Stored entries
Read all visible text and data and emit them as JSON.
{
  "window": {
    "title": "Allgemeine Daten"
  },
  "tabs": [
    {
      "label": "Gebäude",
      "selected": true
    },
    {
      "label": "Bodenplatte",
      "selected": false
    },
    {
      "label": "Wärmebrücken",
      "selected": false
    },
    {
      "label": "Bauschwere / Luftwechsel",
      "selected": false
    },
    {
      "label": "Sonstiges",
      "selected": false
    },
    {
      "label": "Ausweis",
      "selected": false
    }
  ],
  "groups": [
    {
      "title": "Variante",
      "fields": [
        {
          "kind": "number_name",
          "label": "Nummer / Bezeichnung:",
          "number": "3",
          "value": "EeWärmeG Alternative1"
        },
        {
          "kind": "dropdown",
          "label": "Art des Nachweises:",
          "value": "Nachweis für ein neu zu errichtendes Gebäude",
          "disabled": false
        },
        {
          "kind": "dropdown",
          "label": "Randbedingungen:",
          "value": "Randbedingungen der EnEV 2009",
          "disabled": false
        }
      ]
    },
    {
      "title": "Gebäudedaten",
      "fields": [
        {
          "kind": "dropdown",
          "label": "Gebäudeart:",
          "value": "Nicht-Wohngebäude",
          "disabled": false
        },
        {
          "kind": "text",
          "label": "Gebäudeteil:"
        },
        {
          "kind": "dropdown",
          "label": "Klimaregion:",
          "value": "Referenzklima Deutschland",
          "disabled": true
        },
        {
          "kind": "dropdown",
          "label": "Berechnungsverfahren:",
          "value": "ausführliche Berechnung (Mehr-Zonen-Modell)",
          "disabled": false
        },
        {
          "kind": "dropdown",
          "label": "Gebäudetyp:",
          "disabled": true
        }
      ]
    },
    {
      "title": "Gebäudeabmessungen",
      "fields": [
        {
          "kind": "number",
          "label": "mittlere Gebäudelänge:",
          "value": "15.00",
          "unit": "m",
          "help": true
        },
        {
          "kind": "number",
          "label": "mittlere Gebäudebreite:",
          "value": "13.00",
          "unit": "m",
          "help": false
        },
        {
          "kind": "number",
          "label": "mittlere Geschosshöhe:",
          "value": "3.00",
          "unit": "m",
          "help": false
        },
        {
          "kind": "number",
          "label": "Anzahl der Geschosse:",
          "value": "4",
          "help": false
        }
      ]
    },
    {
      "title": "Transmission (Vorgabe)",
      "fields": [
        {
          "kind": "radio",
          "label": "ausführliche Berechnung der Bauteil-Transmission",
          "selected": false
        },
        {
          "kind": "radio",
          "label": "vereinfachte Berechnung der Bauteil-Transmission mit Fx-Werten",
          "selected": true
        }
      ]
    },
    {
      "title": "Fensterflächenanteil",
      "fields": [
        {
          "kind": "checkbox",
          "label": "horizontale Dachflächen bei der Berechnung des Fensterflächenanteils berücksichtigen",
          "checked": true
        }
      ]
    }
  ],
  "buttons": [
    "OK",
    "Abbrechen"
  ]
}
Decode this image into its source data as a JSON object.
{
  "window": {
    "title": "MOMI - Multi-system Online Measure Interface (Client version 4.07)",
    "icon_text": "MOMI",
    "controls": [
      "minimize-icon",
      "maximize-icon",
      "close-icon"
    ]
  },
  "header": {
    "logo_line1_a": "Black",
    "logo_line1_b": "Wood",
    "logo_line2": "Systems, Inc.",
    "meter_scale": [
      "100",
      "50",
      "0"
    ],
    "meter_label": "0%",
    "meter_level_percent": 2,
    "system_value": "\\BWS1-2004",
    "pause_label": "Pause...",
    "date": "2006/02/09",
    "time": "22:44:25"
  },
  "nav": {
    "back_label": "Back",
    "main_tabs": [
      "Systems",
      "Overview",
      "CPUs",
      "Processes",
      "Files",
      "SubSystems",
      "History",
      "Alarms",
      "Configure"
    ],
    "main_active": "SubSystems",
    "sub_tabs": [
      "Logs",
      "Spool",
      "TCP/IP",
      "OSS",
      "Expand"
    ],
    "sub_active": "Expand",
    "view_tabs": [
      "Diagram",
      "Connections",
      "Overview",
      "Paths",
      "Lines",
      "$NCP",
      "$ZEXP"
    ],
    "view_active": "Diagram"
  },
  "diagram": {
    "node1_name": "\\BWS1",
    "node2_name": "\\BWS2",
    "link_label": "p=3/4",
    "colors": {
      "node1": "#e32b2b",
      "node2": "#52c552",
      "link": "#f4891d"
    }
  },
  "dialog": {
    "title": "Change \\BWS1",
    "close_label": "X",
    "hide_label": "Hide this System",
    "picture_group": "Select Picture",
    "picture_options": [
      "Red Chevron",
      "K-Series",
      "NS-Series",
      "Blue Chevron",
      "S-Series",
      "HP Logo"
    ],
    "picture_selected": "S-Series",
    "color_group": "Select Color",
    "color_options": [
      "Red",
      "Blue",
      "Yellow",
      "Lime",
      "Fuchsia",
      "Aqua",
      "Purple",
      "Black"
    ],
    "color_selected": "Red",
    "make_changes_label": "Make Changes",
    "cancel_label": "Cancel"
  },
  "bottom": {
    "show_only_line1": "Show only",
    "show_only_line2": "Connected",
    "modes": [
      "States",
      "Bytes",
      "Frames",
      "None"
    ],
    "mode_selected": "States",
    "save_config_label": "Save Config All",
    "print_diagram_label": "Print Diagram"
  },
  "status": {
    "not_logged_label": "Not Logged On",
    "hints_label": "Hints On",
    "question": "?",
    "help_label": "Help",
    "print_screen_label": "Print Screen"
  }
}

• TASK GOAL:
What is needed here is an exact reproduction of all the entries.

• SOLUTION TO THIS TASK:
Read all visible text and data and emit them as JSON.
{
  "window": {
    "title": "Allgemeine Daten"
  },
  "tabs": [
    {
      "label": "Gebäude",
      "selected": true
    },
    {
      "label": "Bodenplatte",
      "selected": false
    },
    {
      "label": "Wärmebrücken",
      "selected": false
    },
    {
      "label": "Bauschwere / Luftwechsel",
      "selected": false
    },
    {
      "label": "Sonstiges",
      "selected": false
    },
    {
      "label": "Ausweis",
      "selected": false
    }
  ],
  "groups": [
    {
      "title": "Variante",
      "fields": [
        {
          "kind": "number_name",
          "label": "Nummer / Bezeichnung:",
          "number": "3",
          "value": "EeWärmeG Alternative1"
        },
        {
          "kind": "dropdown",
          "label": "Art des Nachweises:",
          "value": "Nachweis für ein neu zu errichtendes Gebäude",
          "disabled": false
        },
        {
          "kind": "dropdown",
          "label": "Randbedingungen:",
          "value": "Randbedingungen der EnEV 2009",
          "disabled": false
        }
      ]
    },
    {
      "title": "Gebäudedaten",
      "fields": [
        {
          "kind": "dropdown",
          "label": "Gebäudeart:",
          "value": "Nicht-Wohngebäude",
          "disabled": false
        },
        {
          "kind": "text",
          "label": "Gebäudeteil:"
        },
        {
          "kind": "dropdown",
          "label": "Klimaregion:",
          "value": "Referenzklima Deutschland",
          "disabled": true
        },
        {
          "kind": "dropdown",
          "label": "Berechnungsverfahren:",
          "value": "ausführliche Berechnung (Mehr-Zonen-Modell)",
          "disabled": false
        },
        {
          "kind": "dropdown",
          "label": "Gebäudetyp:",
          "disabled": true
        }
      ]
    },
    {
      "title": "Gebäudeabmessungen",
      "fields": [
        {
          "kind": "number",
          "label": "mittlere Gebäudelänge:",
          "value": "15.00",
          "unit": "m",
          "help": true
        },
        {
          "kind": "number",
          "label": "mittlere Gebäudebreite:",
          "value": "13.00",
          "unit": "m",
          "help": false
        },
        {
          "kind": "number",
          "label": "mittlere Geschosshöhe:",
          "value": "3.00",
          "unit": "m",
          "help": false
        },
        {
          "kind": "number",
          "label": "Anzahl der Geschosse:",
          "value": "4",
          "help": false
        }
      ]
    },
    {
      "title": "Transmission (Vorgabe)",
      "fields": [
        {
          "kind": "radio",
          "label": "ausführliche Berechnung der Bauteil-Transmission",
          "selected": false
        },
        {
          "kind": "radio",
          "label": "vereinfachte Berechnung der Bauteil-Transmission mit Fx-Werten",
          "selected": true
        }
      ]
    },
    {
      "title": "Fensterflächenanteil",
      "fields": [
        {
          "kind": "checkbox",
          "label": "horizontale Dachflächen bei der Berechnung des Fensterflächenanteils berücksichtigen",
          "checked": true
        }
      ]
    }
  ],
  "buttons": [
    "OK",
    "Abbrechen"
  ]
}
Decode this image into its source data as a JSON object.
{
  "window": {
    "title": "MOMI - Multi-system Online Measure Interface (Client version 4.07)",
    "icon_text": "MOMI",
    "controls": [
      "minimize-icon",
      "maximize-icon",
      "close-icon"
    ]
  },
  "header": {
    "logo_line1_a": "Black",
    "logo_line1_b": "Wood",
    "logo_line2": "Systems, Inc.",
    "meter_scale": [
      "100",
      "50",
      "0"
    ],
    "meter_label": "0%",
    "meter_level_percent": 2,
    "system_value": "\\BWS1-2004",
    "pause_label": "Pause...",
    "date": "2006/02/09",
    "time": "22:44:25"
  },
  "nav": {
    "back_label": "Back",
    "main_tabs": [
      "Systems",
      "Overview",
      "CPUs",
      "Processes",
      "Files",
      "SubSystems",
      "History",
      "Alarms",
      "Configure"
    ],
    "main_active": "SubSystems",
    "sub_tabs": [
      "Logs",
      "Spool",
      "TCP/IP",
      "OSS",
      "Expand"
    ],
    "sub_active": "Expand",
    "view_tabs": [
      "Diagram",
      "Connections",
      "Overview",
      "Paths",
      "Lines",
      "$NCP",
      "$ZEXP"
    ],
    "view_active": "Diagram"
  },
  "diagram": {
    "node1_name": "\\BWS1",
    "node2_name": "\\BWS2",
    "link_label": "p=3/4",
    "colors": {
      "node1": "#e32b2b",
      "node2": "#52c552",
      "link": "#f4891d"
    }
  },
  "dialog": {
    "title": "Change \\BWS1",
    "close_label": "X",
    "hide_label": "Hide this System",
    "picture_group": "Select Picture",
    "picture_options": [
      "Red Chevron",
      "K-Series",
      "NS-Series",
      "Blue Chevron",
      "S-Series",
      "HP Logo"
    ],
    "picture_selected": "S-Series",
    "color_group": "Select Color",
    "color_options": [
      "Red",
      "Blue",
      "Yellow",
      "Lime",
      "Fuchsia",
      "Aqua",
      "Purple",
      "Black"
    ],
    "color_selected": "Red",
    "make_changes_label": "Make Changes",
    "cancel_label": "Cancel"
  },
  "bottom": {
    "show_only_line1": "Show only",
    "show_only_line2": "Connected",
    "modes": [
      "States",
      "Bytes",
      "Frames",
      "None"
    ],
    "mode_selected": "States",
    "save_config_label": "Save Config All",
    "print_diagram_label": "Print Diagram"
  },
  "status": {
    "not_logged_label": "Not Logged On",
    "hints_label": "Hints On",
    "question": "?",
    "help_label": "Help",
    "print_screen_label": "Print Screen"
  }
}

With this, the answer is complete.